Exercise details: Print every entry, word for word, and skip the images.

Figure record listings
----------

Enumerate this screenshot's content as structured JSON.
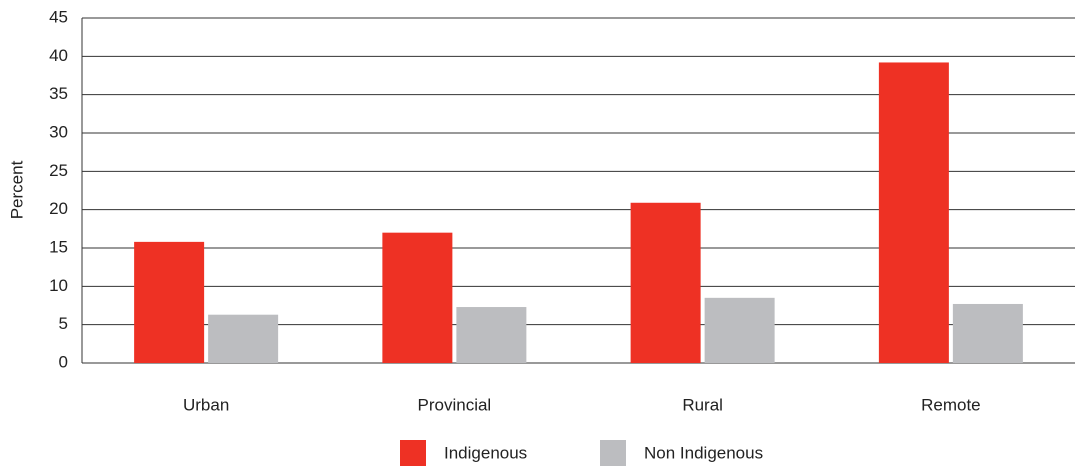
{
  "chart_data": {
    "type": "bar",
    "y_label": "Percent",
    "categories": [
      "Urban",
      "Provincial",
      "Rural",
      "Remote"
    ],
    "series": [
      {
        "name": "Indigenous",
        "color": "#ee3124",
        "values": [
          15.8,
          17.0,
          20.9,
          39.2
        ]
      },
      {
        "name": "Non Indigenous",
        "color": "#bcbdc0",
        "values": [
          6.3,
          7.3,
          8.5,
          7.7
        ]
      }
    ],
    "ylim": [
      0,
      45
    ],
    "yticks": [
      0,
      5,
      10,
      15,
      20,
      25,
      30,
      35,
      40,
      45
    ],
    "grid": true,
    "legend": "bottom"
  }
}
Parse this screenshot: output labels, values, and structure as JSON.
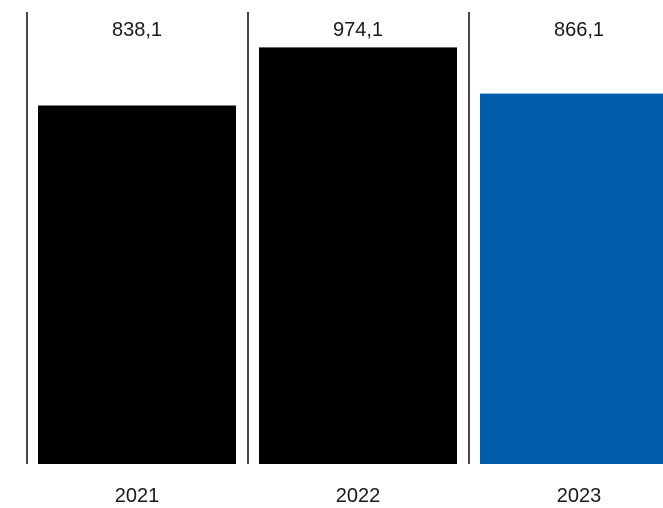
{
  "chart_data": {
    "type": "bar",
    "categories": [
      "2021",
      "2022",
      "2023"
    ],
    "values": [
      838.1,
      974.1,
      866.1
    ],
    "value_labels": [
      "838,1",
      "974,1",
      "866,1"
    ],
    "ylim": [
      0,
      1000
    ],
    "grid": false,
    "bar_colors": [
      "#000000",
      "#000000",
      "#005baa"
    ]
  },
  "colors": {
    "bar_default": "#000000",
    "bar_highlight": "#005baa",
    "separator": "#1a1a1a",
    "text": "#1a1a1a"
  }
}
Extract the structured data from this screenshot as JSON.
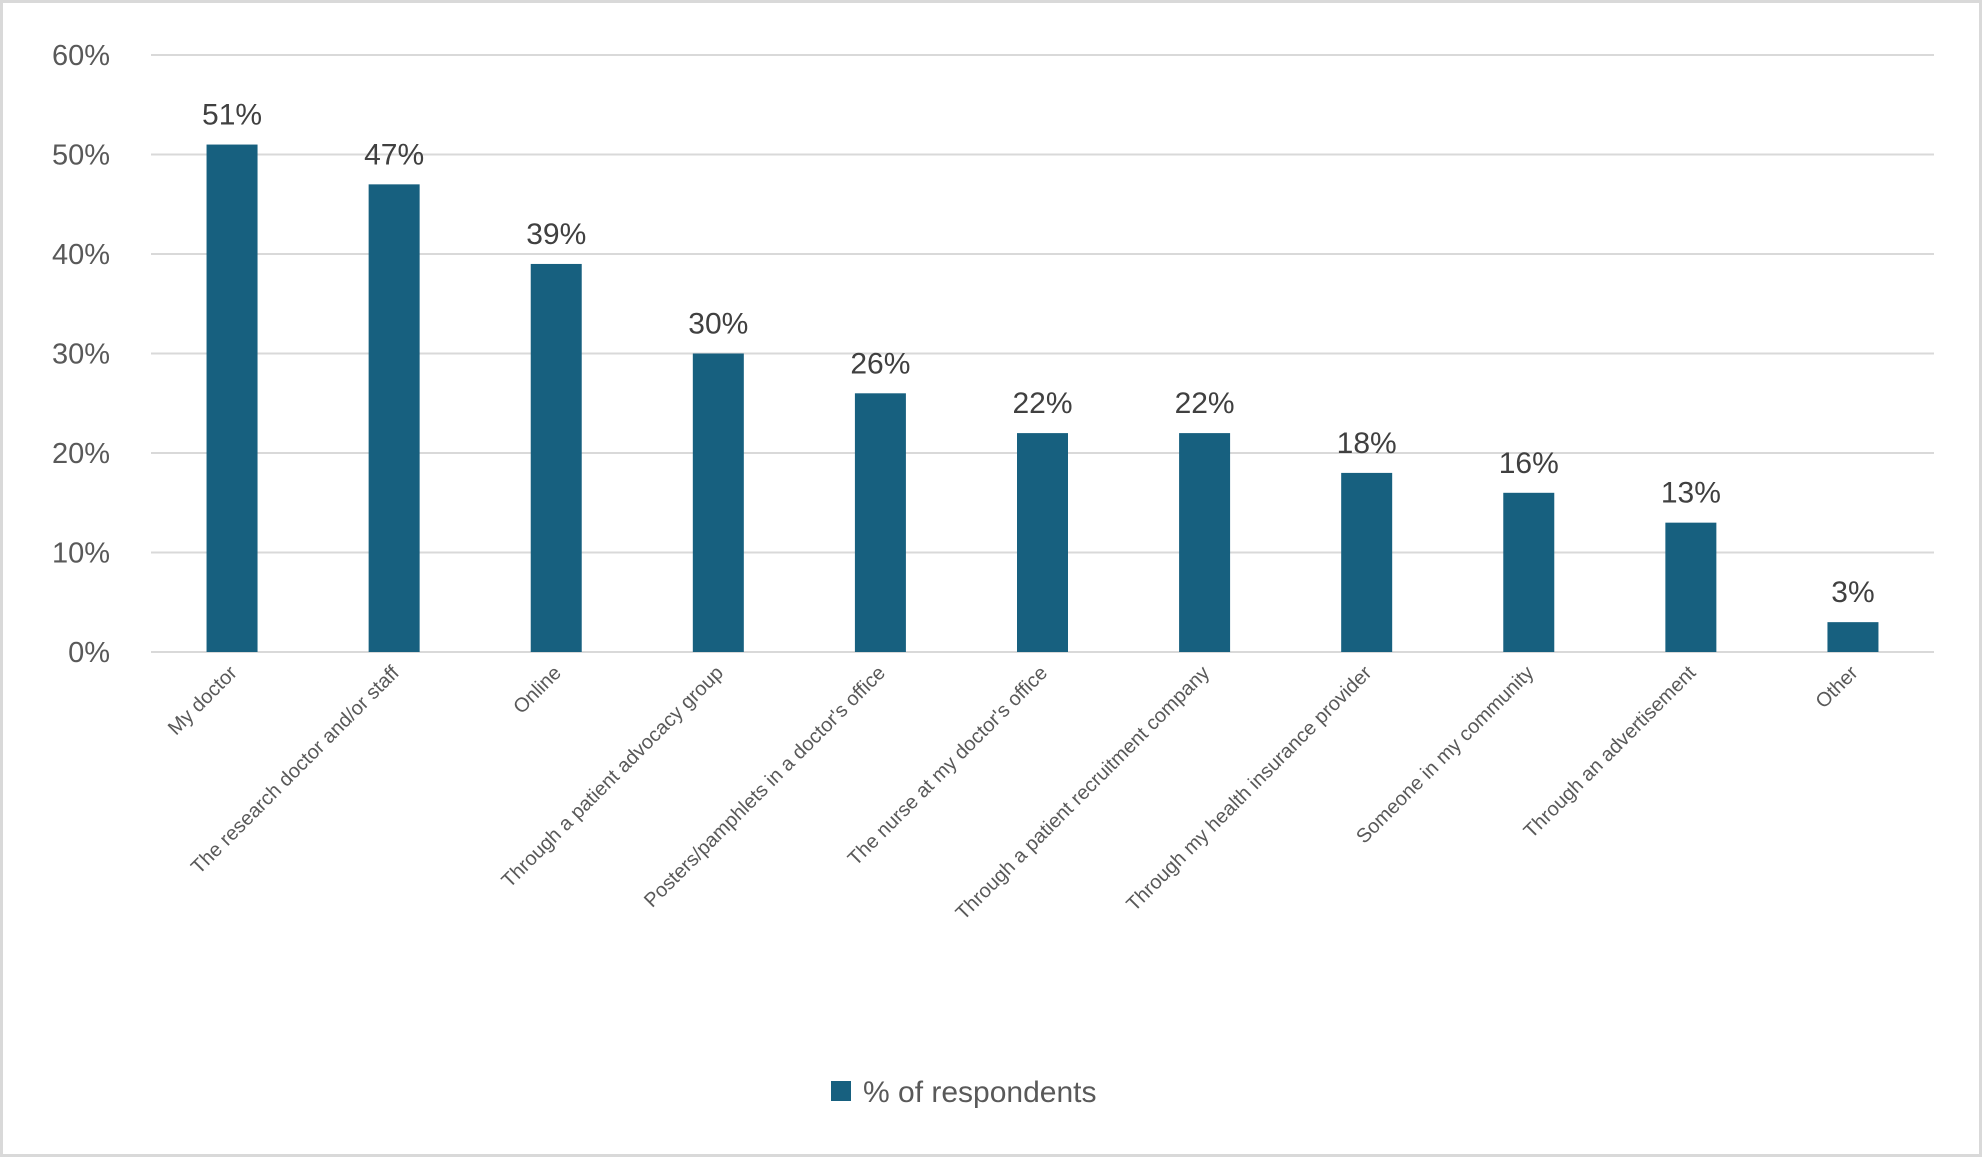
{
  "chart_data": {
    "type": "bar",
    "categories": [
      "My doctor",
      "The research doctor and/or staff",
      "Online",
      "Through a patient advocacy group",
      "Posters/pamphlets in a doctor's office",
      "The nurse at my doctor's office",
      "Through a patient recruitment company",
      "Through my health insurance provider",
      "Someone in my community",
      "Through an advertisement",
      "Other"
    ],
    "series": [
      {
        "name": "% of respondents",
        "values": [
          51,
          47,
          39,
          30,
          26,
          22,
          22,
          18,
          16,
          13,
          3
        ]
      }
    ],
    "data_labels": [
      "51%",
      "47%",
      "39%",
      "30%",
      "26%",
      "22%",
      "22%",
      "18%",
      "16%",
      "13%",
      "3%"
    ],
    "yticks": [
      "0%",
      "10%",
      "20%",
      "30%",
      "40%",
      "50%",
      "60%"
    ],
    "ylim": [
      0,
      60
    ],
    "grid": true,
    "legend_position": "bottom",
    "colors": {
      "bar": "#17607f",
      "grid": "#d9d9d9",
      "text": "#595959",
      "label": "#404040"
    }
  }
}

----------

Exercise output:
Enumerate this screenshot's content as structured JSON.
{
  "chart_data": {
    "type": "bar",
    "y_label": "Percent",
    "categories": [
      "Urban",
      "Provincial",
      "Rural",
      "Remote"
    ],
    "series": [
      {
        "name": "Indigenous",
        "color": "#ee3124",
        "values": [
          15.8,
          17.0,
          20.9,
          39.2
        ]
      },
      {
        "name": "Non Indigenous",
        "color": "#bcbdc0",
        "values": [
          6.3,
          7.3,
          8.5,
          7.7
        ]
      }
    ],
    "ylim": [
      0,
      45
    ],
    "yticks": [
      0,
      5,
      10,
      15,
      20,
      25,
      30,
      35,
      40,
      45
    ],
    "grid": true,
    "legend": "bottom"
  }
}
Parse this screenshot: output labels, values, and structure as JSON.
{
  "chart_data": {
    "type": "bar",
    "categories": [
      "2021",
      "2022",
      "2023"
    ],
    "values": [
      838.1,
      974.1,
      866.1
    ],
    "value_labels": [
      "838,1",
      "974,1",
      "866,1"
    ],
    "ylim": [
      0,
      1000
    ],
    "grid": false,
    "bar_colors": [
      "#000000",
      "#000000",
      "#005baa"
    ]
  },
  "colors": {
    "bar_default": "#000000",
    "bar_highlight": "#005baa",
    "separator": "#1a1a1a",
    "text": "#1a1a1a"
  }
}
Extract the structured data from this screenshot as JSON.
{
  "chart_data": {
    "type": "bar",
    "categories": [
      "My doctor",
      "The research doctor and/or staff",
      "Online",
      "Through a patient advocacy group",
      "Posters/pamphlets in a doctor's office",
      "The nurse at my doctor's office",
      "Through a patient recruitment company",
      "Through my health insurance provider",
      "Someone in my community",
      "Through an advertisement",
      "Other"
    ],
    "series": [
      {
        "name": "% of respondents",
        "values": [
          51,
          47,
          39,
          30,
          26,
          22,
          22,
          18,
          16,
          13,
          3
        ]
      }
    ],
    "data_labels": [
      "51%",
      "47%",
      "39%",
      "30%",
      "26%",
      "22%",
      "22%",
      "18%",
      "16%",
      "13%",
      "3%"
    ],
    "yticks": [
      "0%",
      "10%",
      "20%",
      "30%",
      "40%",
      "50%",
      "60%"
    ],
    "ylim": [
      0,
      60
    ],
    "grid": true,
    "legend_position": "bottom",
    "colors": {
      "bar": "#17607f",
      "grid": "#d9d9d9",
      "text": "#595959",
      "label": "#404040"
    }
  }
}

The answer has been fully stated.